— Start of Data section —

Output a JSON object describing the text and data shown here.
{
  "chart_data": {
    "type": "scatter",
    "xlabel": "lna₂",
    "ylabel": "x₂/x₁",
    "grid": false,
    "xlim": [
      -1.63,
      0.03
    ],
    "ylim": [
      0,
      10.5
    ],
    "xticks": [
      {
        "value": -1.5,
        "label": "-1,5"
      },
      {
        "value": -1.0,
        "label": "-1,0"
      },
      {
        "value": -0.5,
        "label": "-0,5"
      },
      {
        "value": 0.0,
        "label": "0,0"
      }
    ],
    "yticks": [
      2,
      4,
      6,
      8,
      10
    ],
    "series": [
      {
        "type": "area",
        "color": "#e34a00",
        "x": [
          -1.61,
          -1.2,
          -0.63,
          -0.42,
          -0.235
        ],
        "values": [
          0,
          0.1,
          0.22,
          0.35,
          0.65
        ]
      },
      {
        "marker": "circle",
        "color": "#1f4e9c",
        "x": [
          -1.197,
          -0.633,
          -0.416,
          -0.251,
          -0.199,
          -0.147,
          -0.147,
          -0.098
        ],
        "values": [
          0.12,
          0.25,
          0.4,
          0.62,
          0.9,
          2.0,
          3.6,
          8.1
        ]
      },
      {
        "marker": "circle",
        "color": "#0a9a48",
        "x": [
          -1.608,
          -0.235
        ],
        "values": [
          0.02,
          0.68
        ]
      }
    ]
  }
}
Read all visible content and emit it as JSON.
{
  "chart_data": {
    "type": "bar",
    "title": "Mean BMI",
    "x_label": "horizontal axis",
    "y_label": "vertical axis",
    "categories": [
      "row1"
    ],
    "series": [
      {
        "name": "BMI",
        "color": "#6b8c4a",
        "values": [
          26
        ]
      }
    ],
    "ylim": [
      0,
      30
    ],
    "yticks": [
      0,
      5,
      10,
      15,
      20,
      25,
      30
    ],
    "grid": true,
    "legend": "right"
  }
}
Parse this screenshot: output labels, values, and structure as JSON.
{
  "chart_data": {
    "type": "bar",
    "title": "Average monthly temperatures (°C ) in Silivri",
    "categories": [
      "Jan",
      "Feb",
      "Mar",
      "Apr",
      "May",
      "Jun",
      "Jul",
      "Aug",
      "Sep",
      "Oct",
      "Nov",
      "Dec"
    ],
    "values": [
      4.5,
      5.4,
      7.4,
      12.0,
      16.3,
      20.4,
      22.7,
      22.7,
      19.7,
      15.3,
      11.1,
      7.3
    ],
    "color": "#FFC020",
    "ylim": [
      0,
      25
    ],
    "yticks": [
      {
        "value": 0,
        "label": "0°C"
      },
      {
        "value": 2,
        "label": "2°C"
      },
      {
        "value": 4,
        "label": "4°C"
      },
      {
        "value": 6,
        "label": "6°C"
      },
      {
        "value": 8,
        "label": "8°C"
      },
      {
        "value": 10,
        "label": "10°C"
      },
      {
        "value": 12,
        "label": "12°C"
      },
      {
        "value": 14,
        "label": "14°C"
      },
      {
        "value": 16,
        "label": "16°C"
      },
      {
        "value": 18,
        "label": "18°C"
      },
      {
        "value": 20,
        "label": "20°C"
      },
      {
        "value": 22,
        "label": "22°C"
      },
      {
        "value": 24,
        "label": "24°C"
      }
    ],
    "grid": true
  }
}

— End of Data section —

**Instructions to follow**
Locate the word "type" in the data above. Copy every line carrying it.

**Exercise answer**
    "type": "scatter",
        "type": "area",
    "type": "bar",
    "type": "bar",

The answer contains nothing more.